--- Start Task data ---

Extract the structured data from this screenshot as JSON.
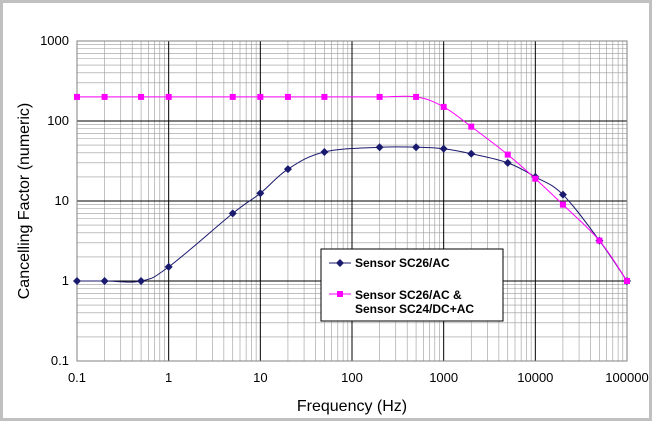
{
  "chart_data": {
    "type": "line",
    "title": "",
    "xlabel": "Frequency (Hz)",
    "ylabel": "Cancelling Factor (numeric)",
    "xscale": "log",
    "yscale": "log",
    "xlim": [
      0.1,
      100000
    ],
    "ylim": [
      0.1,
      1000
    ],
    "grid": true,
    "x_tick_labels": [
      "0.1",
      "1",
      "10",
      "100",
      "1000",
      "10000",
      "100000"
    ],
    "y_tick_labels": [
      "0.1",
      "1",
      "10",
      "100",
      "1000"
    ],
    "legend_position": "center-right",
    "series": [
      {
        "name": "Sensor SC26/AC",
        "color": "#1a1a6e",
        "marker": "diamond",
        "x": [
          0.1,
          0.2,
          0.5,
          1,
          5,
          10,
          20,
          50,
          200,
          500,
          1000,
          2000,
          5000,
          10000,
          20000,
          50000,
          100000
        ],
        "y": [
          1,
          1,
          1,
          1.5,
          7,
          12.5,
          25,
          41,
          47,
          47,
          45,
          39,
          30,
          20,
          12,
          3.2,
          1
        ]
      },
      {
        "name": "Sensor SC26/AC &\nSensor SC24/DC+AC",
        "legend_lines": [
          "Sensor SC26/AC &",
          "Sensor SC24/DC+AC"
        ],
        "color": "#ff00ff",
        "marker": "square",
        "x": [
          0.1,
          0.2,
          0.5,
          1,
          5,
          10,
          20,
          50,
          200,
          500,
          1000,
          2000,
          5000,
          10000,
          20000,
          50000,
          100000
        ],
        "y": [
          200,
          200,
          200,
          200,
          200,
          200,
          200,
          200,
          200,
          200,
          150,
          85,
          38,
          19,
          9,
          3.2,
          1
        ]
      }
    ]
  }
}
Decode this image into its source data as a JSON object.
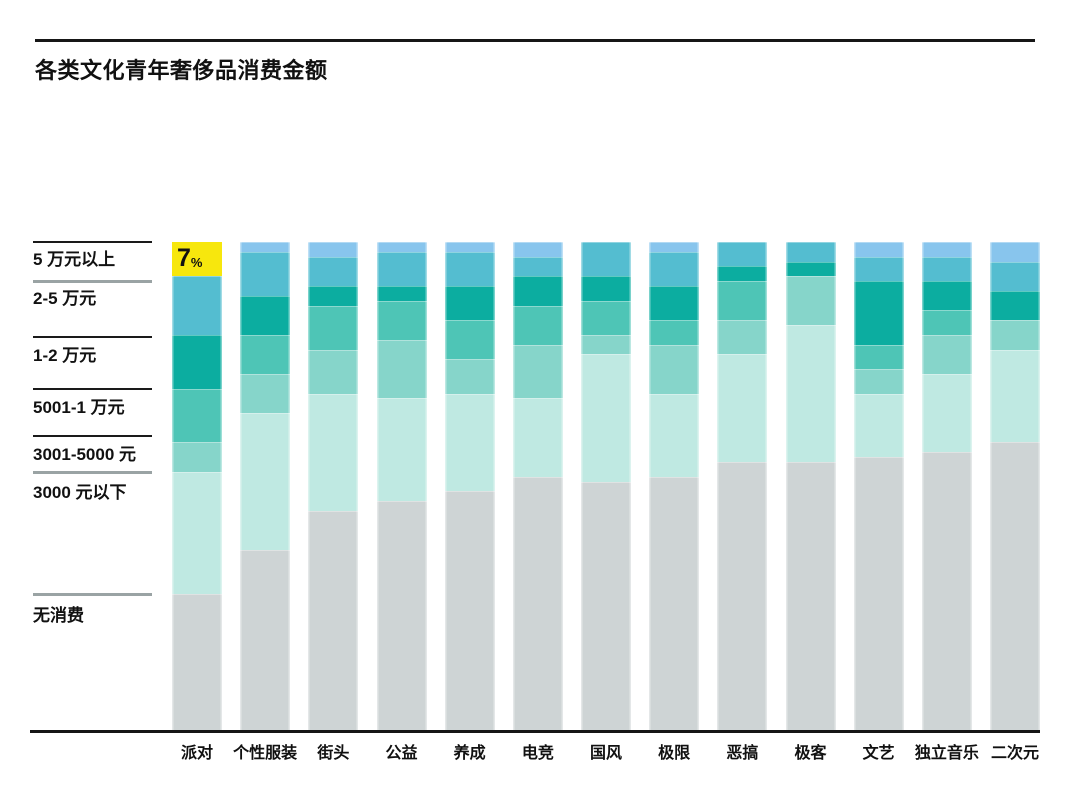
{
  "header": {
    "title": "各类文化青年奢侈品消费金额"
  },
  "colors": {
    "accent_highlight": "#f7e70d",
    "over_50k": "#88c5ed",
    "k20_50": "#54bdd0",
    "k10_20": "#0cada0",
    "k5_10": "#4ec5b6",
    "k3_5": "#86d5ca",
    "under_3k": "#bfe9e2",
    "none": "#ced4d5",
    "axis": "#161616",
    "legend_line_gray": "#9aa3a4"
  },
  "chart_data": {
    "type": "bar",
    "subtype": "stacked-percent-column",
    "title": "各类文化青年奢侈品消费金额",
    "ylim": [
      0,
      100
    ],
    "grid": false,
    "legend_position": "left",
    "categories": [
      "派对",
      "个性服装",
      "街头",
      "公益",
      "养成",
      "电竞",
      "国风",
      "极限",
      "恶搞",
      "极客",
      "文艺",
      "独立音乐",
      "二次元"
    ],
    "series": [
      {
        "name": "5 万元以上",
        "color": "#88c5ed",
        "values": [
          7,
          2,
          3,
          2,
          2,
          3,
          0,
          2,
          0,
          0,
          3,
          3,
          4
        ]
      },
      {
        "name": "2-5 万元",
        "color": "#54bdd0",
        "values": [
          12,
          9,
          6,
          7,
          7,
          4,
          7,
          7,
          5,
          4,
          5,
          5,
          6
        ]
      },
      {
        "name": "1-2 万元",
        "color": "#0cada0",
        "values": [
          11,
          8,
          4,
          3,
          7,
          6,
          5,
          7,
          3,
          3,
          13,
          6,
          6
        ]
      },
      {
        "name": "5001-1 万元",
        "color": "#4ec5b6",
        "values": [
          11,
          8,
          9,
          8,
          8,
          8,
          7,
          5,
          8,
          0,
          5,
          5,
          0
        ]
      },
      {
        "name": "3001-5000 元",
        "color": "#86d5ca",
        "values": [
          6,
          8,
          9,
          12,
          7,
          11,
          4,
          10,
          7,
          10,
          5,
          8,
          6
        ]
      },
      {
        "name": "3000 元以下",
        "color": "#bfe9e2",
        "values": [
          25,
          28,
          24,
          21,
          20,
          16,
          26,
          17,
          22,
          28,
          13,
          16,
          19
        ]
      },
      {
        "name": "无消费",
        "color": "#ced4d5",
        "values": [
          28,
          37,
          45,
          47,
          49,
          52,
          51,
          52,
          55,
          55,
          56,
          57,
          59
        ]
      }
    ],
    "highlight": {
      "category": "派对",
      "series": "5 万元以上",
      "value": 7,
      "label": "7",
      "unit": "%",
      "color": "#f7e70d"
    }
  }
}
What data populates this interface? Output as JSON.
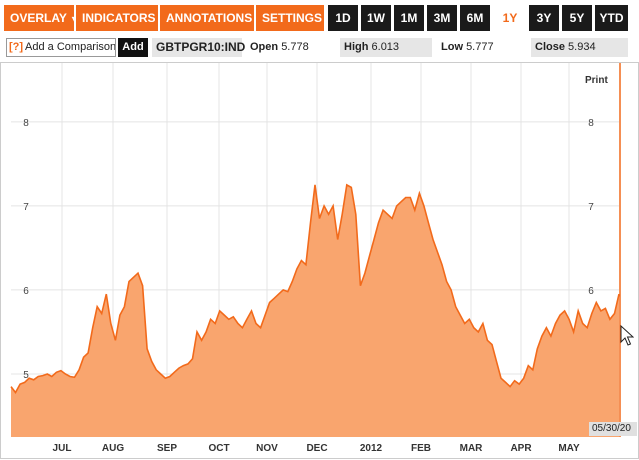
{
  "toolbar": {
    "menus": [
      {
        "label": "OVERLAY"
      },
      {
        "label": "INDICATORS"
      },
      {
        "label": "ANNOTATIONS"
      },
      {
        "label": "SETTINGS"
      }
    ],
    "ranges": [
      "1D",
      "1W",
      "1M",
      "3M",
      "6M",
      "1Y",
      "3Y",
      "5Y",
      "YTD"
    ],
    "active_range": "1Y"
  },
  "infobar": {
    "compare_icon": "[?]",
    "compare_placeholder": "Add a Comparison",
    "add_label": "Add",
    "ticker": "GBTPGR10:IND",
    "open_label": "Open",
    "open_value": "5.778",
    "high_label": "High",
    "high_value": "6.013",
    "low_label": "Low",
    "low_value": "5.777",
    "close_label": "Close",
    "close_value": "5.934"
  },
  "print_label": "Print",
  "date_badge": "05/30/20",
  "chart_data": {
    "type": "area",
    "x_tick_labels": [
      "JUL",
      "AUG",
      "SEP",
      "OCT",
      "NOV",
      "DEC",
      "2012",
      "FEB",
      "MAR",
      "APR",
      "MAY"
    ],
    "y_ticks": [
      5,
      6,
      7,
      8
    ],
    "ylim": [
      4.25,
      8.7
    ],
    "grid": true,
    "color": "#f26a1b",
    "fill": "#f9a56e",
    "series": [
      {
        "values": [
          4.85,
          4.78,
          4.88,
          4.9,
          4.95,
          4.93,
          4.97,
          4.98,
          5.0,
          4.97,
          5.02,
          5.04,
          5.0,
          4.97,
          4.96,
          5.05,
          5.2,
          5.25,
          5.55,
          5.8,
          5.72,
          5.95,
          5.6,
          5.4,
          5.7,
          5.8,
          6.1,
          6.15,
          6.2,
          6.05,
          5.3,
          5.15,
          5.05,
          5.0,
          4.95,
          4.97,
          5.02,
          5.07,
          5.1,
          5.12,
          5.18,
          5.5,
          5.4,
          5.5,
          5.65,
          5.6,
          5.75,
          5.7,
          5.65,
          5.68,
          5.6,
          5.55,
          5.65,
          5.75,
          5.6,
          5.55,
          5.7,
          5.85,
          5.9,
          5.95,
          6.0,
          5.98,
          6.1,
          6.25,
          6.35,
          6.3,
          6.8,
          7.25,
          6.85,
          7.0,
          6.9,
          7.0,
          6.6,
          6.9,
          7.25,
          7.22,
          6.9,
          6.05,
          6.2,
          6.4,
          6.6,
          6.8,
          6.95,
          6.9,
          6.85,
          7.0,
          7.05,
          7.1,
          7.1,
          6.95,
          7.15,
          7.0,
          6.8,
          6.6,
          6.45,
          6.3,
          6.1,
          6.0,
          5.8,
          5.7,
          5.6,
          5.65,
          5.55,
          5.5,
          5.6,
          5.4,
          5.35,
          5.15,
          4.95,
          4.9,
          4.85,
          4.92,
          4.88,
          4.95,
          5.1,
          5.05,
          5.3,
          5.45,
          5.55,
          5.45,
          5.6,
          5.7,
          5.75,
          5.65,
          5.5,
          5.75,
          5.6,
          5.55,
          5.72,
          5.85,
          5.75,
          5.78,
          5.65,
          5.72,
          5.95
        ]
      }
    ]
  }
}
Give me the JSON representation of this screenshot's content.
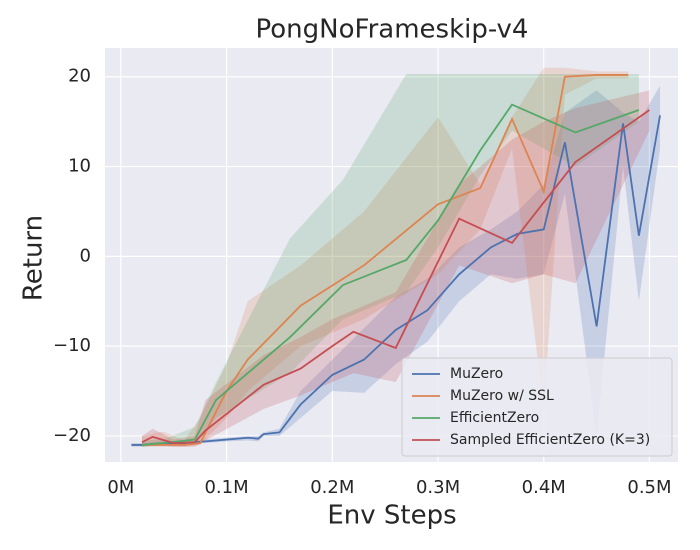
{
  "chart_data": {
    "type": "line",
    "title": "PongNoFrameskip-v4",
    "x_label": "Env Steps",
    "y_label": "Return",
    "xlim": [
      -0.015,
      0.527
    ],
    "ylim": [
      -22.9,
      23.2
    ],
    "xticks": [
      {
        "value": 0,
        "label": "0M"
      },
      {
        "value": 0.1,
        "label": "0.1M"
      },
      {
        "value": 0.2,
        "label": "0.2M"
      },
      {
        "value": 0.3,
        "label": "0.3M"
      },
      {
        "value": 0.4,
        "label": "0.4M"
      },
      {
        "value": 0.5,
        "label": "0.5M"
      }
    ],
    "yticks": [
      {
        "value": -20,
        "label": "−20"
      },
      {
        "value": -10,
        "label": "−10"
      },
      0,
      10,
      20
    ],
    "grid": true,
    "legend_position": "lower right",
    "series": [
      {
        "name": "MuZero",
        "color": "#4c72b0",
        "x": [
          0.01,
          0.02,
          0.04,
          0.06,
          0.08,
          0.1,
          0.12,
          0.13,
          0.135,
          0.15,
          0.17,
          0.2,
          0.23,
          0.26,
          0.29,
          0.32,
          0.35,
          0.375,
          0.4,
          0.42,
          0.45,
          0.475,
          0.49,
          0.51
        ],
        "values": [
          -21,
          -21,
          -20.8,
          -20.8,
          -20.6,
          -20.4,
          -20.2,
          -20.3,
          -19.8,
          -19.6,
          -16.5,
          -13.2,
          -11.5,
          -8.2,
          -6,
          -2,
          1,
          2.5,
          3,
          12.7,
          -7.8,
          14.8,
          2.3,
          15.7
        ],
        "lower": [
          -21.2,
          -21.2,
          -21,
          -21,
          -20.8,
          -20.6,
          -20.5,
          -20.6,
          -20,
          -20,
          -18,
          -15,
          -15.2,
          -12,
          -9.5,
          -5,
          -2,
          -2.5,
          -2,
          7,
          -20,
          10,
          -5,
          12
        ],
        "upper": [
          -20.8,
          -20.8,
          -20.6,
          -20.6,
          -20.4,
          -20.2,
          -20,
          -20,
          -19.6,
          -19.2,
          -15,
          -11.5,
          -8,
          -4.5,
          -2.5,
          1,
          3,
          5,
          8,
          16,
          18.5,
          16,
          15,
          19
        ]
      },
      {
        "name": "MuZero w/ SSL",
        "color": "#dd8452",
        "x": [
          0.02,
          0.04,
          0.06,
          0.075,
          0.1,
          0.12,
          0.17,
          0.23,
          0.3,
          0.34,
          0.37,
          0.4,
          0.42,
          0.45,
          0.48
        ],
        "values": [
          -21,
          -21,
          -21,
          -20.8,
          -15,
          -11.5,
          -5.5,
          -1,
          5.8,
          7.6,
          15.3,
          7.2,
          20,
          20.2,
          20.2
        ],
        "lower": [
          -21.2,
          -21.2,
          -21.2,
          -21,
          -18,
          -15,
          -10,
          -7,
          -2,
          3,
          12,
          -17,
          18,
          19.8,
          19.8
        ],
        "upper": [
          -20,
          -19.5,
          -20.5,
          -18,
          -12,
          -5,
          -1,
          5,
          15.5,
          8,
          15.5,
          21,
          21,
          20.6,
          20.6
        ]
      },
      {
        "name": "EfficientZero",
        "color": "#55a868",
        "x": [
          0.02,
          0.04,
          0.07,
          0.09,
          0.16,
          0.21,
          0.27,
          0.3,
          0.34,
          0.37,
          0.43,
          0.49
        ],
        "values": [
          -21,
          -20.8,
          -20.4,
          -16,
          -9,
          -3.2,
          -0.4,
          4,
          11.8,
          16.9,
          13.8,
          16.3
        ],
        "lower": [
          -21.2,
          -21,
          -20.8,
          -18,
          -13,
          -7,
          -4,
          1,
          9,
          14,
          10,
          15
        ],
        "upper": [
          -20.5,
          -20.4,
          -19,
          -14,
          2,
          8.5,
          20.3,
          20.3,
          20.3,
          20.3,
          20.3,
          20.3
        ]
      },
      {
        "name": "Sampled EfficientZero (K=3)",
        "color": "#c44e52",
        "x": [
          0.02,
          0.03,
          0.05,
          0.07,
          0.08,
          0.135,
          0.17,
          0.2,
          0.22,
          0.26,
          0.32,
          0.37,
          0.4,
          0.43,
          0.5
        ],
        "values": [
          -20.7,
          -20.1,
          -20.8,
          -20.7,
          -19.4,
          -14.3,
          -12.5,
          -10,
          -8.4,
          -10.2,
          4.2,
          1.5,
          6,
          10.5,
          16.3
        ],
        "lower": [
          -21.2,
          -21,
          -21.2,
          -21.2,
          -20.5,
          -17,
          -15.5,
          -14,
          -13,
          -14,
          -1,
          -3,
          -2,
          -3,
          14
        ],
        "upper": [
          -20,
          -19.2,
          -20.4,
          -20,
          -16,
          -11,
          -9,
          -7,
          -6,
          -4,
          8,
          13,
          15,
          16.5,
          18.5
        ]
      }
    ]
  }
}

--- End Task data ---

* **Instructions for the task**: Work out how many lines of the listing above include "this". Answer with the number and nothing more.

* **Expected output**: 4